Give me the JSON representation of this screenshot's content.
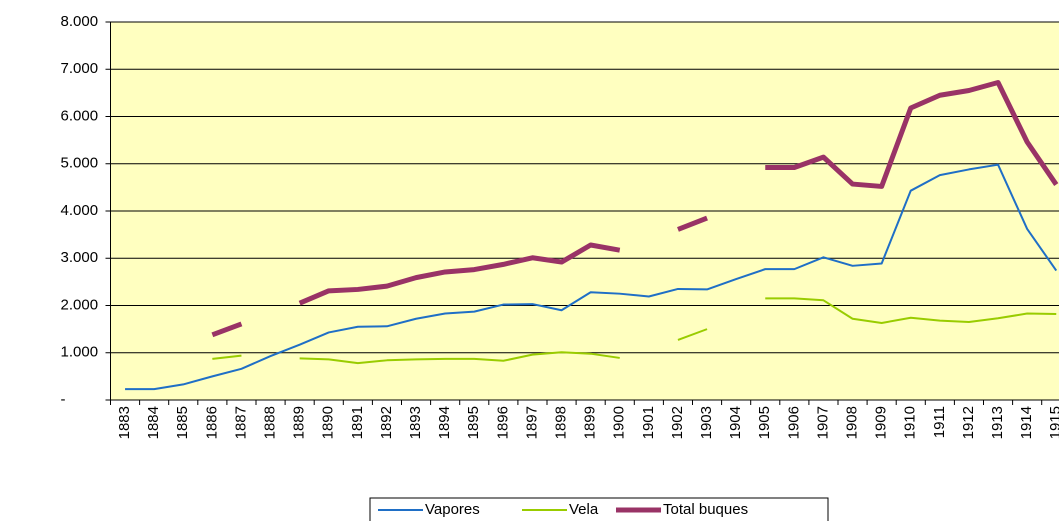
{
  "chart_data": {
    "type": "line",
    "categories": [
      "1883",
      "1884",
      "1885",
      "1886",
      "1887",
      "1888",
      "1889",
      "1890",
      "1891",
      "1892",
      "1893",
      "1894",
      "1895",
      "1896",
      "1897",
      "1898",
      "1899",
      "1900",
      "1901",
      "1902",
      "1903",
      "1904",
      "1905",
      "1906",
      "1907",
      "1908",
      "1909",
      "1910",
      "1911",
      "1912",
      "1913",
      "1914",
      "1915"
    ],
    "series": [
      {
        "name": "Vapores",
        "color": "#1f6fc6",
        "width": 2,
        "values": [
          230,
          230,
          330,
          500,
          660,
          930,
          1170,
          1430,
          1550,
          1560,
          1720,
          1830,
          1870,
          2020,
          2030,
          1900,
          2280,
          2250,
          2190,
          2350,
          2340,
          2560,
          2770,
          2770,
          3020,
          2840,
          2890,
          4430,
          4760,
          4880,
          4980,
          3620,
          2740
        ]
      },
      {
        "name": "Vela",
        "color": "#99cc00",
        "width": 2,
        "values": [
          null,
          null,
          null,
          870,
          940,
          null,
          880,
          860,
          780,
          840,
          860,
          870,
          870,
          830,
          960,
          1010,
          980,
          890,
          null,
          1270,
          1500,
          null,
          2150,
          2150,
          2110,
          1720,
          1630,
          1740,
          1680,
          1650,
          1730,
          1830,
          1820
        ]
      },
      {
        "name": "Total buques",
        "color": "#993366",
        "width": 5,
        "values": [
          null,
          null,
          null,
          1380,
          1610,
          null,
          2050,
          2310,
          2340,
          2410,
          2590,
          2710,
          2760,
          2870,
          3010,
          2920,
          3280,
          3170,
          null,
          3610,
          3850,
          null,
          4920,
          4920,
          5140,
          4570,
          4520,
          6180,
          6450,
          6550,
          6720,
          5460,
          4560
        ]
      }
    ],
    "ylim": [
      0,
      8000
    ],
    "yticks": [
      {
        "value": 0,
        "label": "-"
      },
      {
        "value": 1000,
        "label": "1.000"
      },
      {
        "value": 2000,
        "label": "2.000"
      },
      {
        "value": 3000,
        "label": "3.000"
      },
      {
        "value": 4000,
        "label": "4.000"
      },
      {
        "value": 5000,
        "label": "5.000"
      },
      {
        "value": 6000,
        "label": "6.000"
      },
      {
        "value": 7000,
        "label": "7.000"
      },
      {
        "value": 8000,
        "label": "8.000"
      }
    ],
    "grid": true,
    "plot_background": "#ffffc0",
    "legend": "bottom"
  }
}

- - - -

- Required task
Without including any pictures, print all of the material exactly as given.

- Output below
Give me the JSON representation of this screenshot's content.
{
  "chart_data": {
    "type": "line",
    "categories": [
      "1883",
      "1884",
      "1885",
      "1886",
      "1887",
      "1888",
      "1889",
      "1890",
      "1891",
      "1892",
      "1893",
      "1894",
      "1895",
      "1896",
      "1897",
      "1898",
      "1899",
      "1900",
      "1901",
      "1902",
      "1903",
      "1904",
      "1905",
      "1906",
      "1907",
      "1908",
      "1909",
      "1910",
      "1911",
      "1912",
      "1913",
      "1914",
      "1915"
    ],
    "series": [
      {
        "name": "Vapores",
        "color": "#1f6fc6",
        "width": 2,
        "values": [
          230,
          230,
          330,
          500,
          660,
          930,
          1170,
          1430,
          1550,
          1560,
          1720,
          1830,
          1870,
          2020,
          2030,
          1900,
          2280,
          2250,
          2190,
          2350,
          2340,
          2560,
          2770,
          2770,
          3020,
          2840,
          2890,
          4430,
          4760,
          4880,
          4980,
          3620,
          2740
        ]
      },
      {
        "name": "Vela",
        "color": "#99cc00",
        "width": 2,
        "values": [
          null,
          null,
          null,
          870,
          940,
          null,
          880,
          860,
          780,
          840,
          860,
          870,
          870,
          830,
          960,
          1010,
          980,
          890,
          null,
          1270,
          1500,
          null,
          2150,
          2150,
          2110,
          1720,
          1630,
          1740,
          1680,
          1650,
          1730,
          1830,
          1820
        ]
      },
      {
        "name": "Total buques",
        "color": "#993366",
        "width": 5,
        "values": [
          null,
          null,
          null,
          1380,
          1610,
          null,
          2050,
          2310,
          2340,
          2410,
          2590,
          2710,
          2760,
          2870,
          3010,
          2920,
          3280,
          3170,
          null,
          3610,
          3850,
          null,
          4920,
          4920,
          5140,
          4570,
          4520,
          6180,
          6450,
          6550,
          6720,
          5460,
          4560
        ]
      }
    ],
    "ylim": [
      0,
      8000
    ],
    "yticks": [
      {
        "value": 0,
        "label": "-"
      },
      {
        "value": 1000,
        "label": "1.000"
      },
      {
        "value": 2000,
        "label": "2.000"
      },
      {
        "value": 3000,
        "label": "3.000"
      },
      {
        "value": 4000,
        "label": "4.000"
      },
      {
        "value": 5000,
        "label": "5.000"
      },
      {
        "value": 6000,
        "label": "6.000"
      },
      {
        "value": 7000,
        "label": "7.000"
      },
      {
        "value": 8000,
        "label": "8.000"
      }
    ],
    "grid": true,
    "plot_background": "#ffffc0",
    "legend": "bottom"
  }
}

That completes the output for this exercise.